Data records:
########

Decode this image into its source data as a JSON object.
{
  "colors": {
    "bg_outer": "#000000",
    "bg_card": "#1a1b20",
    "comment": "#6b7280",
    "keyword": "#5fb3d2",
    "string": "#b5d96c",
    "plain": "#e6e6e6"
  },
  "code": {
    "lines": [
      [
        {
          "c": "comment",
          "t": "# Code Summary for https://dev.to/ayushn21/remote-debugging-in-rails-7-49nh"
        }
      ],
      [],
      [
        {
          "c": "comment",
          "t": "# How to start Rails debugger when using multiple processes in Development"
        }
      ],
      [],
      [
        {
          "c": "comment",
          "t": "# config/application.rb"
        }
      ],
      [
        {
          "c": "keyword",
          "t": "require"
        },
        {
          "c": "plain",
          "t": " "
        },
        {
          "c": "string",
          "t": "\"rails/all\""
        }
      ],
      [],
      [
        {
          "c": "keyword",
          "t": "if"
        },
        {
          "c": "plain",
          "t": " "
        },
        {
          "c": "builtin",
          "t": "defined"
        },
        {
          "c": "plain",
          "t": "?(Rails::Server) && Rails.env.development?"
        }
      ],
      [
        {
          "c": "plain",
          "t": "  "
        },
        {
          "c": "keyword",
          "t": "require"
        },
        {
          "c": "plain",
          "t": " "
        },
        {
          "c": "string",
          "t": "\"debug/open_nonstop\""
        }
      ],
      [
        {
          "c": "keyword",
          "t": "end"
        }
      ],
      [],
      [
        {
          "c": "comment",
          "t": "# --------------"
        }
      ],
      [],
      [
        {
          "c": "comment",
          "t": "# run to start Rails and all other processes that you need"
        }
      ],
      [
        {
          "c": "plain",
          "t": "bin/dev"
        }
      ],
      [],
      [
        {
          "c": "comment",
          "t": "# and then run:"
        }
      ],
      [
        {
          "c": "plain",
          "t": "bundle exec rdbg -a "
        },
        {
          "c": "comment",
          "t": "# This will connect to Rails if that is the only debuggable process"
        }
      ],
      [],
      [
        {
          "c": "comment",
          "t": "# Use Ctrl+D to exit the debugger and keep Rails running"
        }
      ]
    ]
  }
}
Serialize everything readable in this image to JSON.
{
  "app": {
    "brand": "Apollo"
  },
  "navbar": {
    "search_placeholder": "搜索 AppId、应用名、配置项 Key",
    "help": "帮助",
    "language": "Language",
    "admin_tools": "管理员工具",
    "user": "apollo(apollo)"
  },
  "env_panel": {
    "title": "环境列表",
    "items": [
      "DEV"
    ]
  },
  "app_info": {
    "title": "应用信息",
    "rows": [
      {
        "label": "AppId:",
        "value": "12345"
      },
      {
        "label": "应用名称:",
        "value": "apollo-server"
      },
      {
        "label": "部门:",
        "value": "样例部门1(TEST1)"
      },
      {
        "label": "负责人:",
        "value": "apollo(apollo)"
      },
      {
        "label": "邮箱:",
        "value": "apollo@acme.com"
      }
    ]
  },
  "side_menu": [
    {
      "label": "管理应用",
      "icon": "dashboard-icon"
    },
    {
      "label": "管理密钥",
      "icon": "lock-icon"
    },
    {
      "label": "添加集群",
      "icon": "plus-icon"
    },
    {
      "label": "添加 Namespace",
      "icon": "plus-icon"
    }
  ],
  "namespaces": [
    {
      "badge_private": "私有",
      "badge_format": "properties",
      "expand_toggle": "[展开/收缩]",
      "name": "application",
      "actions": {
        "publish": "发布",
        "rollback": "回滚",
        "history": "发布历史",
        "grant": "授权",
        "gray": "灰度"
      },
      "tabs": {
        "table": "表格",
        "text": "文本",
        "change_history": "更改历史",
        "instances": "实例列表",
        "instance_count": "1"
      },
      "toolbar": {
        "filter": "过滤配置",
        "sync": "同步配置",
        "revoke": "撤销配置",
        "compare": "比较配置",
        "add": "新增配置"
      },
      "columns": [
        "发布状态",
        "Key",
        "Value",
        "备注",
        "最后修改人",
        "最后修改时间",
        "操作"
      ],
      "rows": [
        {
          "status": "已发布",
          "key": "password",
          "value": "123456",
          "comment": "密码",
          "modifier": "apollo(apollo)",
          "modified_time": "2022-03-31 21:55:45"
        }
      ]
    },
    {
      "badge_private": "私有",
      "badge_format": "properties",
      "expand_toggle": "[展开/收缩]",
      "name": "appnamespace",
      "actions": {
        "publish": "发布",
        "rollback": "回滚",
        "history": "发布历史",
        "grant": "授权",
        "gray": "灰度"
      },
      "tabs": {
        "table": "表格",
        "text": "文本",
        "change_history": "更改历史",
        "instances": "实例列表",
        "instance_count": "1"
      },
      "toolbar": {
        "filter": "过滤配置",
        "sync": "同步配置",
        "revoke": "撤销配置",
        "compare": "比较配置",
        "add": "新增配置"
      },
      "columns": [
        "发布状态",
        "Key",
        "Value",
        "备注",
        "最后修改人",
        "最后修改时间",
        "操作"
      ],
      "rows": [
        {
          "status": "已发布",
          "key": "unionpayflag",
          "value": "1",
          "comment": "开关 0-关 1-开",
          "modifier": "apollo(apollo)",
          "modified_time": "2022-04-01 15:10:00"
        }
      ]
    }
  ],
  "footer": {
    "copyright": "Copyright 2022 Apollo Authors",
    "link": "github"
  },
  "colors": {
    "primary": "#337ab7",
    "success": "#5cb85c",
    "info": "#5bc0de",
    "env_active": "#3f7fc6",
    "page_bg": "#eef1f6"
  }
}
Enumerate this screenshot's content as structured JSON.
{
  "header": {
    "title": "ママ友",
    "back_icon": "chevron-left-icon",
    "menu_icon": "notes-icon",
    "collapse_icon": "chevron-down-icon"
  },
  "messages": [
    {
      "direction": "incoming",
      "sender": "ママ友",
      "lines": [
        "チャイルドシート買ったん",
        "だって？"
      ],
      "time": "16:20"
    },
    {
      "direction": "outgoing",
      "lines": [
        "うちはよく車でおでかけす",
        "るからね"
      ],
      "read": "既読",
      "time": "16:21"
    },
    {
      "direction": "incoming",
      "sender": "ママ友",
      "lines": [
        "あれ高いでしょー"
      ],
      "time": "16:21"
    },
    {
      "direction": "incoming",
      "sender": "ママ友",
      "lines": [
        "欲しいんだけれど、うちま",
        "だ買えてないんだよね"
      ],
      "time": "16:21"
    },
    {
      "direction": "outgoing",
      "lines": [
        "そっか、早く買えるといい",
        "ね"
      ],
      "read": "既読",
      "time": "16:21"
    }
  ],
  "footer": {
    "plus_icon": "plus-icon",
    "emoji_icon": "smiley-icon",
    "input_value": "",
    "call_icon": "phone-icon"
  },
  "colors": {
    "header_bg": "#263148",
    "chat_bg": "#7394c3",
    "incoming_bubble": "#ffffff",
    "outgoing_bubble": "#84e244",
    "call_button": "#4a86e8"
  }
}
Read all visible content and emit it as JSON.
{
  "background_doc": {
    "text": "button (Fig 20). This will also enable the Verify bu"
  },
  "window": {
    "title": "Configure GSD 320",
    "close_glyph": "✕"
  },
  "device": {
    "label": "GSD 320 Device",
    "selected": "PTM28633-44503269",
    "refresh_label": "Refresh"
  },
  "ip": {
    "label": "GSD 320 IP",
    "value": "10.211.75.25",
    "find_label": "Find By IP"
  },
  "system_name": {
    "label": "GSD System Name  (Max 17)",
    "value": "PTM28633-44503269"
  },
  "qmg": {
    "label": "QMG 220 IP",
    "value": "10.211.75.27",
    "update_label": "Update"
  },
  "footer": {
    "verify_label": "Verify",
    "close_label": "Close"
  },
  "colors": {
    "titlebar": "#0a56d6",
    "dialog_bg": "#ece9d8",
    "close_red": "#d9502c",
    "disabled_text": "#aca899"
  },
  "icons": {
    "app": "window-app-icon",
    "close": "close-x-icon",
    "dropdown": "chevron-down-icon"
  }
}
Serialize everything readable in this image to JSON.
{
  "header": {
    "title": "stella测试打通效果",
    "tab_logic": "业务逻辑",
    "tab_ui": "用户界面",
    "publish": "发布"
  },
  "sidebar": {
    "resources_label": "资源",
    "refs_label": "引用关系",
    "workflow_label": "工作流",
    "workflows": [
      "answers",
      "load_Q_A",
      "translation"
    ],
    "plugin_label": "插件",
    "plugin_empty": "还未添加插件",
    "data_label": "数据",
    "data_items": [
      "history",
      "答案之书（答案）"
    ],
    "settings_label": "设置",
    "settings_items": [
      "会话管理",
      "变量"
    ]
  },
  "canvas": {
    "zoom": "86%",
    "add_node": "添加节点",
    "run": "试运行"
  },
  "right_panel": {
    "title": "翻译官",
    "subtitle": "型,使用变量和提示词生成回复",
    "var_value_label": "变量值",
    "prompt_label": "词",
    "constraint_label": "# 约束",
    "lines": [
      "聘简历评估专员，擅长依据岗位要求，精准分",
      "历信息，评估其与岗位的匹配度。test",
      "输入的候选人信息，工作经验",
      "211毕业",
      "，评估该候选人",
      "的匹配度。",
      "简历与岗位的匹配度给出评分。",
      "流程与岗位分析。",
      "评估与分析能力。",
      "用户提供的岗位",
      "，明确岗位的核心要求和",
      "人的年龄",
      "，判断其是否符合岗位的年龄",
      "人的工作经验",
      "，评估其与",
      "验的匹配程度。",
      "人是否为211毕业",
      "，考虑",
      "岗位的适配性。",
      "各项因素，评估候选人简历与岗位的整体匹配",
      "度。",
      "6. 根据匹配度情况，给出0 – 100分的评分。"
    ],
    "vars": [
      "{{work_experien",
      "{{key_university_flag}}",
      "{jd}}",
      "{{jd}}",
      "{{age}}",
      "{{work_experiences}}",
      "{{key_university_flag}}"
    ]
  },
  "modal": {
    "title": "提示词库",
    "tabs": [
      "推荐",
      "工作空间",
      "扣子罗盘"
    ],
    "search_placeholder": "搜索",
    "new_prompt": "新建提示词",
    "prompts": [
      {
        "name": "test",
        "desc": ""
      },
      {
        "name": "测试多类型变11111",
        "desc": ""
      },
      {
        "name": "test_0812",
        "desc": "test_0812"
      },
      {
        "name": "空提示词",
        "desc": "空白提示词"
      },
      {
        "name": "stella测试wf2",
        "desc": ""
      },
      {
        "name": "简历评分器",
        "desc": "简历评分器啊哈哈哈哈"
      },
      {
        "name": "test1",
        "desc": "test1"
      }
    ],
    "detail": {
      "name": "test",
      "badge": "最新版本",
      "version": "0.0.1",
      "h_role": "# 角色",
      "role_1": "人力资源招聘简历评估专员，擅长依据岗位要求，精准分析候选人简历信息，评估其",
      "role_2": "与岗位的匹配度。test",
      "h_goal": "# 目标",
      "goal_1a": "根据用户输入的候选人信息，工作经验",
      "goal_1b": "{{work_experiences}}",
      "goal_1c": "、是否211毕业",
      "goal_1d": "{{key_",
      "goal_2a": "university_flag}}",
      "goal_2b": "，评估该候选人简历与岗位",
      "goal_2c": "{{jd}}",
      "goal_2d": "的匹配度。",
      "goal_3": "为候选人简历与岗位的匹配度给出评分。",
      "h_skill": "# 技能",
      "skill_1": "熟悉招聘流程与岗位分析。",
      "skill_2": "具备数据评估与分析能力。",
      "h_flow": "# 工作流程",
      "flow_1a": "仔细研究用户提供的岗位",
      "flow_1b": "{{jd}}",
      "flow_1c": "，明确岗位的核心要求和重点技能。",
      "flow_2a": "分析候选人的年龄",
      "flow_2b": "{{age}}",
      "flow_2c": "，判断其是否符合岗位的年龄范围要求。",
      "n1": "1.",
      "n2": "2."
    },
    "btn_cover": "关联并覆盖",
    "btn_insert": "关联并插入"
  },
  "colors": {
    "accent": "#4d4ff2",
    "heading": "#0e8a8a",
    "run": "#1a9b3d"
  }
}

########

Directive:
Copy out every line of the listing that contains the string "AppId".

The reply:
    "search_placeholder": "搜索 AppId、应用名、配置项 Key",
        "label": "AppId:",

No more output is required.